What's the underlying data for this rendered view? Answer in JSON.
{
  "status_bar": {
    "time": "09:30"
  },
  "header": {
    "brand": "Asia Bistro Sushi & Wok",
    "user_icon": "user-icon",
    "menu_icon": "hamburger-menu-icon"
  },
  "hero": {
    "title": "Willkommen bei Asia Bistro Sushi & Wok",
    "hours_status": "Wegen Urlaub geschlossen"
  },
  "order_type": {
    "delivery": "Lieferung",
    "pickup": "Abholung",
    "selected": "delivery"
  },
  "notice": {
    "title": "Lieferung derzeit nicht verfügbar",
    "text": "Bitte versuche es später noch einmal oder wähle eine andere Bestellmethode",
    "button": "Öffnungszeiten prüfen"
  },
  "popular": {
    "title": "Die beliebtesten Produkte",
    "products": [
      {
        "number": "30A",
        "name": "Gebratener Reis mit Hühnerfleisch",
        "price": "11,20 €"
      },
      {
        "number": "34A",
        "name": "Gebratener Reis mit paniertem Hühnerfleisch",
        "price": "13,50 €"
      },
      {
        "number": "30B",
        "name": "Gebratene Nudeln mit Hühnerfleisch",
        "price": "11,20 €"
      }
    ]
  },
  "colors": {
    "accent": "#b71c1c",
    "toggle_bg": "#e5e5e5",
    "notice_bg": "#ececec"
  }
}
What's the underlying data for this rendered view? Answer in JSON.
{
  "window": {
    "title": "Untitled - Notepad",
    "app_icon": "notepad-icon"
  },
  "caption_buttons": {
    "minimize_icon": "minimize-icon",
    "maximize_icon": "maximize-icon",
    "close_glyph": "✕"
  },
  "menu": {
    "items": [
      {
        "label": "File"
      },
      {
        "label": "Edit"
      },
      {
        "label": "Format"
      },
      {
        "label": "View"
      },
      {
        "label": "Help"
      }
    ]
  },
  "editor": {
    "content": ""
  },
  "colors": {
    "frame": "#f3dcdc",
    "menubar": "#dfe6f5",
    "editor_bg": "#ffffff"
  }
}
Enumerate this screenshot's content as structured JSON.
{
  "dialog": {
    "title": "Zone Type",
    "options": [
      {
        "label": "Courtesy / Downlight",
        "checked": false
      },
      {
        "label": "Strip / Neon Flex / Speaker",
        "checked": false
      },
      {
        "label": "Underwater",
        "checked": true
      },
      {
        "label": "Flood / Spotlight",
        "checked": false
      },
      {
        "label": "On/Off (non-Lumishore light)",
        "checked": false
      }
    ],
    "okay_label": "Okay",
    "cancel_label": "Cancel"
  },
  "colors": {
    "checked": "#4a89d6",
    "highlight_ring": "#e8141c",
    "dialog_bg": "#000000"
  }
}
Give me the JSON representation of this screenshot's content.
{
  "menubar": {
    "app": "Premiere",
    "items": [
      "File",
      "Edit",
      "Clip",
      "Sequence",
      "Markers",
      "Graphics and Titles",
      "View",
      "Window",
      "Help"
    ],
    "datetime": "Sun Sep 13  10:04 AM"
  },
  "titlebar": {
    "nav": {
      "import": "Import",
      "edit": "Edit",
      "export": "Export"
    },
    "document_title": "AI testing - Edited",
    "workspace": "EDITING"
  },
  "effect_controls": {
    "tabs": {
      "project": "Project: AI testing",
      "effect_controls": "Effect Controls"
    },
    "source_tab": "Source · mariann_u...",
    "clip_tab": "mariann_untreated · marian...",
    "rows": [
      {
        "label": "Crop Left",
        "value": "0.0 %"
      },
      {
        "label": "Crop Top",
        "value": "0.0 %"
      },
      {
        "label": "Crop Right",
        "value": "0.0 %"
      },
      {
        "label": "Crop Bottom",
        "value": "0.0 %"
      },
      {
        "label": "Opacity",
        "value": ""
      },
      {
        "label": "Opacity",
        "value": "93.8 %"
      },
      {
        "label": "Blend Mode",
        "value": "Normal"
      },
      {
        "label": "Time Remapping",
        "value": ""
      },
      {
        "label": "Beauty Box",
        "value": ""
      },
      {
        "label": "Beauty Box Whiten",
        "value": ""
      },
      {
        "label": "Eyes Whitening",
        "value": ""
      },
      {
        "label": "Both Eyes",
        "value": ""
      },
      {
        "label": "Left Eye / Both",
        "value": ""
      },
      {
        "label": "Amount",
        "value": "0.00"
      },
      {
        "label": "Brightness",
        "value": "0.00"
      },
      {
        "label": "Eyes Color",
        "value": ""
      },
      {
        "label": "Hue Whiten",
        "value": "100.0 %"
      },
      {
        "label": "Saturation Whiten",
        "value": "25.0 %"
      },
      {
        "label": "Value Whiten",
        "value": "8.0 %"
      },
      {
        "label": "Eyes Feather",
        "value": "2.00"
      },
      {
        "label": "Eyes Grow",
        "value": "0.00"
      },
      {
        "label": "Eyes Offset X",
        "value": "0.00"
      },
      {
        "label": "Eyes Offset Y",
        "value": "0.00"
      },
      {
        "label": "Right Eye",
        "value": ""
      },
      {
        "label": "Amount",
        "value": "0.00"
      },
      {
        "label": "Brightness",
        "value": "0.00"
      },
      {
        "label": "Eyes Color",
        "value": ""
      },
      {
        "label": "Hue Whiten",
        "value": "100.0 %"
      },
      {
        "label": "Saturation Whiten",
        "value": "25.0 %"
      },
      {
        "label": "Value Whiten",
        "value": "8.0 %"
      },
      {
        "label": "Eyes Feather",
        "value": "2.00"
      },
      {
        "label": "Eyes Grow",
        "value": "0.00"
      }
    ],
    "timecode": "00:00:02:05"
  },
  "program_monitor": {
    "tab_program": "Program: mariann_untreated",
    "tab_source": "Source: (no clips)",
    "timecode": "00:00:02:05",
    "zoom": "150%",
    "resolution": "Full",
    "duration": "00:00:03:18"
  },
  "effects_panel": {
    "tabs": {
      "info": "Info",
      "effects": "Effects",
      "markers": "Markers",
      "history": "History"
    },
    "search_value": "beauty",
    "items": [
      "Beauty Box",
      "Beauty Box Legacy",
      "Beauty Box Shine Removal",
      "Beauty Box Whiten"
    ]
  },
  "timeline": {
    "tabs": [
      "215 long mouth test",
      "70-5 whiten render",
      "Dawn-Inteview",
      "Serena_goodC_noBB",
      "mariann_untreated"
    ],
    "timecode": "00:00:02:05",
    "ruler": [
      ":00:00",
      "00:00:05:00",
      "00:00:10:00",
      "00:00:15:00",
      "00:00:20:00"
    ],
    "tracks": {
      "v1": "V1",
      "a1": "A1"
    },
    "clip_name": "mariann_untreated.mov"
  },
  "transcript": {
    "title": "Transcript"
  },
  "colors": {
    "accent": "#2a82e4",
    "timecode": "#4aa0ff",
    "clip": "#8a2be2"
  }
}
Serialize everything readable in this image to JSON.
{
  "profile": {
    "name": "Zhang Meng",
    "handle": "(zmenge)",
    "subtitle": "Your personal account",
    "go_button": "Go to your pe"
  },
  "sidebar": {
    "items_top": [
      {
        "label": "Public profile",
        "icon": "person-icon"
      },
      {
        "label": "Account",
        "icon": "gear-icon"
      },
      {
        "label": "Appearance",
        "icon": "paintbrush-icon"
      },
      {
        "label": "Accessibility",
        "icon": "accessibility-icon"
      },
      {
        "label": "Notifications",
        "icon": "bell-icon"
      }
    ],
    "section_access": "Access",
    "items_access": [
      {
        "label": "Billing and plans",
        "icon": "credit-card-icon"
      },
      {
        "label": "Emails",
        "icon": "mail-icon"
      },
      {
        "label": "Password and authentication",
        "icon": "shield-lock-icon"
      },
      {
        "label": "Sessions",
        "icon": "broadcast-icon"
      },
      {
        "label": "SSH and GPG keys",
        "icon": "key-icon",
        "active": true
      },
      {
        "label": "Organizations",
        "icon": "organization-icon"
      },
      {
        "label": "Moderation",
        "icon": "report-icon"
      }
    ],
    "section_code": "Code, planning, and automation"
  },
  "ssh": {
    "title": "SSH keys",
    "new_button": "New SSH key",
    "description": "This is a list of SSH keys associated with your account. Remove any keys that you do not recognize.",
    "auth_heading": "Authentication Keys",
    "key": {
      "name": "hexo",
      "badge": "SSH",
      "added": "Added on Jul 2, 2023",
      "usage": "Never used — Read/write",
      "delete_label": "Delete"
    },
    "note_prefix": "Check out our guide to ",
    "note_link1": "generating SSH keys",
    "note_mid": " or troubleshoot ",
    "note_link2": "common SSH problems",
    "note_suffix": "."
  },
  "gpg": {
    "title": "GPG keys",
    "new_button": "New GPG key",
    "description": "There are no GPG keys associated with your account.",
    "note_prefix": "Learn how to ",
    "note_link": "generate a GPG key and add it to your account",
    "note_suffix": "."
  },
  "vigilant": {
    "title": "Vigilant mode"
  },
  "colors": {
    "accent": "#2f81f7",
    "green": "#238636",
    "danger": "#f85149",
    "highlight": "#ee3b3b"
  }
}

▶ _Written exercise_: Work out how many lines above have the string "Hühnerfleisch" in them, and give only the number.

▶ _Solution for this exercise_: 3